SET PROBLEM:
Retype all of the entries word for word.

RECORDS:
- - - -

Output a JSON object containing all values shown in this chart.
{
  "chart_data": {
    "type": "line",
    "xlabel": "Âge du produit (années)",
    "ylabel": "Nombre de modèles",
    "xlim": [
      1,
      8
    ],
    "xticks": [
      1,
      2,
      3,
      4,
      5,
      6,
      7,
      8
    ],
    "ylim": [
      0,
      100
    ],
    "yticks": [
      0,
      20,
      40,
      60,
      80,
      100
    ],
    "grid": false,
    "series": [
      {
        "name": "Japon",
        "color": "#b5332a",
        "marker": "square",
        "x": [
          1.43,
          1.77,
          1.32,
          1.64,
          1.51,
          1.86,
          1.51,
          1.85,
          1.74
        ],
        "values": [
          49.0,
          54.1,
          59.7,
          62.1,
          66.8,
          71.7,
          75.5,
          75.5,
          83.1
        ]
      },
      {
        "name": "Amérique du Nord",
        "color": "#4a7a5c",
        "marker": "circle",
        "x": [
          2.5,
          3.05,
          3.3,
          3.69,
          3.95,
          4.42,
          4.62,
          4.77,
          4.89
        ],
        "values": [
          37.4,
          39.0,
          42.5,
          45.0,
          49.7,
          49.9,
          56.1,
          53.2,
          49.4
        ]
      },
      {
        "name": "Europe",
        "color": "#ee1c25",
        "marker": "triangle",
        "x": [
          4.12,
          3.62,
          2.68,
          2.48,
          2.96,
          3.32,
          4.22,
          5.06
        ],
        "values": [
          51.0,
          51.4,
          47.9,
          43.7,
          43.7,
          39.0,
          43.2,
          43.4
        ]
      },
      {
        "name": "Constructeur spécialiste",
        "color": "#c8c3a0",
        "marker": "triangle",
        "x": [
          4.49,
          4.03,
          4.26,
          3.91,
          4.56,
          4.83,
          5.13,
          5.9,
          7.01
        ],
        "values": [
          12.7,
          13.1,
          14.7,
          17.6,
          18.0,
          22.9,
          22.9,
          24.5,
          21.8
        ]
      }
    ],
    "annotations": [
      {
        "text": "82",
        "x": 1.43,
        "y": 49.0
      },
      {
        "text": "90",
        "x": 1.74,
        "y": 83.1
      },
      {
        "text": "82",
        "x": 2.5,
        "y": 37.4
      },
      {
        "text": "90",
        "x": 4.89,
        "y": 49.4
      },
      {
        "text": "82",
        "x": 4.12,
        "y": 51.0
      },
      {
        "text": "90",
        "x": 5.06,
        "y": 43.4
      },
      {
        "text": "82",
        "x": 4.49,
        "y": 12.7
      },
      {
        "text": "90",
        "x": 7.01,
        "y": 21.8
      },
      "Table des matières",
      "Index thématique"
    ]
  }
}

- - - -

SOLUTION TO THIS TASK:
Output a JSON object containing all values shown in this chart.
{
  "chart_data": {
    "type": "line",
    "xlabel": "Âge du produit (années)",
    "ylabel": "Nombre de modèles",
    "xlim": [
      1,
      8
    ],
    "xticks": [
      1,
      2,
      3,
      4,
      5,
      6,
      7,
      8
    ],
    "ylim": [
      0,
      100
    ],
    "yticks": [
      0,
      20,
      40,
      60,
      80,
      100
    ],
    "grid": false,
    "series": [
      {
        "name": "Japon",
        "color": "#b5332a",
        "marker": "square",
        "x": [
          1.43,
          1.77,
          1.32,
          1.64,
          1.51,
          1.86,
          1.51,
          1.85,
          1.74
        ],
        "values": [
          49.0,
          54.1,
          59.7,
          62.1,
          66.8,
          71.7,
          75.5,
          75.5,
          83.1
        ]
      },
      {
        "name": "Amérique du Nord",
        "color": "#4a7a5c",
        "marker": "circle",
        "x": [
          2.5,
          3.05,
          3.3,
          3.69,
          3.95,
          4.42,
          4.62,
          4.77,
          4.89
        ],
        "values": [
          37.4,
          39.0,
          42.5,
          45.0,
          49.7,
          49.9,
          56.1,
          53.2,
          49.4
        ]
      },
      {
        "name": "Europe",
        "color": "#ee1c25",
        "marker": "triangle",
        "x": [
          4.12,
          3.62,
          2.68,
          2.48,
          2.96,
          3.32,
          4.22,
          5.06
        ],
        "values": [
          51.0,
          51.4,
          47.9,
          43.7,
          43.7,
          39.0,
          43.2,
          43.4
        ]
      },
      {
        "name": "Constructeur spécialiste",
        "color": "#c8c3a0",
        "marker": "triangle",
        "x": [
          4.49,
          4.03,
          4.26,
          3.91,
          4.56,
          4.83,
          5.13,
          5.9,
          7.01
        ],
        "values": [
          12.7,
          13.1,
          14.7,
          17.6,
          18.0,
          22.9,
          22.9,
          24.5,
          21.8
        ]
      }
    ],
    "annotations": [
      {
        "text": "82",
        "x": 1.43,
        "y": 49.0
      },
      {
        "text": "90",
        "x": 1.74,
        "y": 83.1
      },
      {
        "text": "82",
        "x": 2.5,
        "y": 37.4
      },
      {
        "text": "90",
        "x": 4.89,
        "y": 49.4
      },
      {
        "text": "82",
        "x": 4.12,
        "y": 51.0
      },
      {
        "text": "90",
        "x": 5.06,
        "y": 43.4
      },
      {
        "text": "82",
        "x": 4.49,
        "y": 12.7
      },
      {
        "text": "90",
        "x": 7.01,
        "y": 21.8
      },
      "Table des matières",
      "Index thématique"
    ]
  }
}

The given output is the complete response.